>> start Data section
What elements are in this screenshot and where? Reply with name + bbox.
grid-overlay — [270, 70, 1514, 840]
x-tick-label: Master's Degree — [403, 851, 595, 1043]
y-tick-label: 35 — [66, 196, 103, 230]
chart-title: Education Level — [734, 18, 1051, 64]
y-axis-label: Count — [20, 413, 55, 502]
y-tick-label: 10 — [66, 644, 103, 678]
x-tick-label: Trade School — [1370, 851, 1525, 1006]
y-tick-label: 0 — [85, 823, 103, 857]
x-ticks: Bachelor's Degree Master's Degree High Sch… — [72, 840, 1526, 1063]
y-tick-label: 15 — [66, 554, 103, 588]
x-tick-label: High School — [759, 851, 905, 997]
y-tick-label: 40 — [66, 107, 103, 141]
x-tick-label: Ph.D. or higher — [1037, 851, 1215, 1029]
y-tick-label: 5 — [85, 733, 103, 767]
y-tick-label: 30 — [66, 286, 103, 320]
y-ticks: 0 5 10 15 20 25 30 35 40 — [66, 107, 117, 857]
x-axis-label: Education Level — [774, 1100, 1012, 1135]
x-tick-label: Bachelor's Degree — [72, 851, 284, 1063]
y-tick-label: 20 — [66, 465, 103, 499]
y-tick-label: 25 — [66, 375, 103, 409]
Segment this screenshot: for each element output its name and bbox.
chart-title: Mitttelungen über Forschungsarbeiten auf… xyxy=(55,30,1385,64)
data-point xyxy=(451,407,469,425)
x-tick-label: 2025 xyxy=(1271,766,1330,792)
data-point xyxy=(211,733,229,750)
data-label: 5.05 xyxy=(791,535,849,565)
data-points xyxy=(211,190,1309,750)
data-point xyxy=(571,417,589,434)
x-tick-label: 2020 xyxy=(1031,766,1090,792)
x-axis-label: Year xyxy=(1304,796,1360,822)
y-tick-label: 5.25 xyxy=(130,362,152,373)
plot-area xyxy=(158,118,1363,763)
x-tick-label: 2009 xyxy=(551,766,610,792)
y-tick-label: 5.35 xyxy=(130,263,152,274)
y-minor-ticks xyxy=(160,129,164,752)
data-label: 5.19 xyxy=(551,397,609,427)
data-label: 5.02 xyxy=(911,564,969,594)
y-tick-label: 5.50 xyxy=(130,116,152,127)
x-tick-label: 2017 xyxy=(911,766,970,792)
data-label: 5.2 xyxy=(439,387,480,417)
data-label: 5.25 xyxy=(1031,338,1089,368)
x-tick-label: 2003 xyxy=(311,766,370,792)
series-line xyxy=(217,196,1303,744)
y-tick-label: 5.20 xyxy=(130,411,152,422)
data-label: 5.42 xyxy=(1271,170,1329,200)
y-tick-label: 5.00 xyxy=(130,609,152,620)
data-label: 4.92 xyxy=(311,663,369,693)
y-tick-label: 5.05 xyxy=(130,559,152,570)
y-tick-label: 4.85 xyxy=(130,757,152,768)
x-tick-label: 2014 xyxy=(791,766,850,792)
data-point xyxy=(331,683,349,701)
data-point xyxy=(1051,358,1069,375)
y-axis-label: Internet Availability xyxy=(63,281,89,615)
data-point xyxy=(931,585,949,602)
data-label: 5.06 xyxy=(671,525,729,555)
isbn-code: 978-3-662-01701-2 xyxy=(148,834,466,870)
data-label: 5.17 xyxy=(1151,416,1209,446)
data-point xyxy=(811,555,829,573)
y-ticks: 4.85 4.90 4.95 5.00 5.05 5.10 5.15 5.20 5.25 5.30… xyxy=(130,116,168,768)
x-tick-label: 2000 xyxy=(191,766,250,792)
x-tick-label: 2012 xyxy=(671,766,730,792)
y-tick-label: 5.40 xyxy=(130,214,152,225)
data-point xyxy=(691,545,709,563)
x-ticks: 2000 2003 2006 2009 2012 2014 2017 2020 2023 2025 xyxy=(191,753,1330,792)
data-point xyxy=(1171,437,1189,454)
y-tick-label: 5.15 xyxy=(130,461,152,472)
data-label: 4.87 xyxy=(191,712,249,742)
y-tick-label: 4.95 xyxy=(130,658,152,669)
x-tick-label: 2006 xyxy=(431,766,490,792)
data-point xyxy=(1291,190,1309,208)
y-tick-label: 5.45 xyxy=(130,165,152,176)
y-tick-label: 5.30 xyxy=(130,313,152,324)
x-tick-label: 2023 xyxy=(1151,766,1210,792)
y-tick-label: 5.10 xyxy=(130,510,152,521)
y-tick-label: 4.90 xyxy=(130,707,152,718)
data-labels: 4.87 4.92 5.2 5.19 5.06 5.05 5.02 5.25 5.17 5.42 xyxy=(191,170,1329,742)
>> end Data section
Task requirements ▸
Please reproduce all of the records above line for line, with no changes.

Exercise output ▸
What elements are in this screenshot and where? Reply with name + bbox.
grid-overlay — [270, 70, 1514, 840]
x-tick-label: Master's Degree — [403, 851, 595, 1043]
y-tick-label: 35 — [66, 196, 103, 230]
chart-title: Education Level — [734, 18, 1051, 64]
y-axis-label: Count — [20, 413, 55, 502]
y-tick-label: 10 — [66, 644, 103, 678]
x-tick-label: Trade School — [1370, 851, 1525, 1006]
y-tick-label: 0 — [85, 823, 103, 857]
x-ticks: Bachelor's Degree Master's Degree High Sch… — [72, 840, 1526, 1063]
y-tick-label: 15 — [66, 554, 103, 588]
x-tick-label: High School — [759, 851, 905, 997]
y-tick-label: 40 — [66, 107, 103, 141]
x-tick-label: Ph.D. or higher — [1037, 851, 1215, 1029]
y-tick-label: 5 — [85, 733, 103, 767]
y-tick-label: 30 — [66, 286, 103, 320]
y-ticks: 0 5 10 15 20 25 30 35 40 — [66, 107, 117, 857]
x-axis-label: Education Level — [774, 1100, 1012, 1135]
x-tick-label: Bachelor's Degree — [72, 851, 284, 1063]
y-tick-label: 20 — [66, 465, 103, 499]
y-tick-label: 25 — [66, 375, 103, 409]
Segment this screenshot: for each element output its name and bbox.
chart-title: Mitttelungen über Forschungsarbeiten auf… xyxy=(55,30,1385,64)
data-point xyxy=(451,407,469,425)
x-tick-label: 2025 xyxy=(1271,766,1330,792)
data-point xyxy=(211,733,229,750)
data-label: 5.05 xyxy=(791,535,849,565)
data-points xyxy=(211,190,1309,750)
data-point xyxy=(571,417,589,434)
x-tick-label: 2020 xyxy=(1031,766,1090,792)
x-axis-label: Year xyxy=(1304,796,1360,822)
y-tick-label: 5.25 xyxy=(130,362,152,373)
plot-area xyxy=(158,118,1363,763)
x-tick-label: 2009 xyxy=(551,766,610,792)
y-tick-label: 5.35 xyxy=(130,263,152,274)
y-minor-ticks xyxy=(160,129,164,752)
data-label: 5.19 xyxy=(551,397,609,427)
data-label: 5.02 xyxy=(911,564,969,594)
y-tick-label: 5.50 xyxy=(130,116,152,127)
x-tick-label: 2017 xyxy=(911,766,970,792)
data-label: 5.2 xyxy=(439,387,480,417)
data-label: 5.25 xyxy=(1031,338,1089,368)
x-tick-label: 2003 xyxy=(311,766,370,792)
series-line xyxy=(217,196,1303,744)
y-tick-label: 5.20 xyxy=(130,411,152,422)
data-label: 5.42 xyxy=(1271,170,1329,200)
y-tick-label: 5.00 xyxy=(130,609,152,620)
data-label: 4.92 xyxy=(311,663,369,693)
y-tick-label: 5.05 xyxy=(130,559,152,570)
y-tick-label: 4.85 xyxy=(130,757,152,768)
x-tick-label: 2014 xyxy=(791,766,850,792)
data-point xyxy=(331,683,349,701)
data-point xyxy=(1051,358,1069,375)
y-axis-label: Internet Availability xyxy=(63,281,89,615)
data-point xyxy=(931,585,949,602)
data-label: 5.06 xyxy=(671,525,729,555)
isbn-code: 978-3-662-01701-2 xyxy=(148,834,466,870)
data-label: 5.17 xyxy=(1151,416,1209,446)
data-point xyxy=(811,555,829,573)
y-ticks: 4.85 4.90 4.95 5.00 5.05 5.10 5.15 5.20 5.25 5.30… xyxy=(130,116,168,768)
x-tick-label: 2000 xyxy=(191,766,250,792)
x-tick-label: 2012 xyxy=(671,766,730,792)
y-tick-label: 5.40 xyxy=(130,214,152,225)
data-point xyxy=(691,545,709,563)
x-ticks: 2000 2003 2006 2009 2012 2014 2017 2020 2023 2025 xyxy=(191,753,1330,792)
data-point xyxy=(1171,437,1189,454)
y-tick-label: 5.15 xyxy=(130,461,152,472)
data-label: 4.87 xyxy=(191,712,249,742)
y-tick-label: 4.95 xyxy=(130,658,152,669)
x-tick-label: 2006 xyxy=(431,766,490,792)
data-point xyxy=(1291,190,1309,208)
y-tick-label: 5.45 xyxy=(130,165,152,176)
y-tick-label: 5.30 xyxy=(130,313,152,324)
x-tick-label: 2023 xyxy=(1151,766,1210,792)
y-tick-label: 5.10 xyxy=(130,510,152,521)
y-tick-label: 4.90 xyxy=(130,707,152,718)
data-labels: 4.87 4.92 5.2 5.19 5.06 5.05 5.02 5.25 5.17 5.42 xyxy=(191,170,1329,742)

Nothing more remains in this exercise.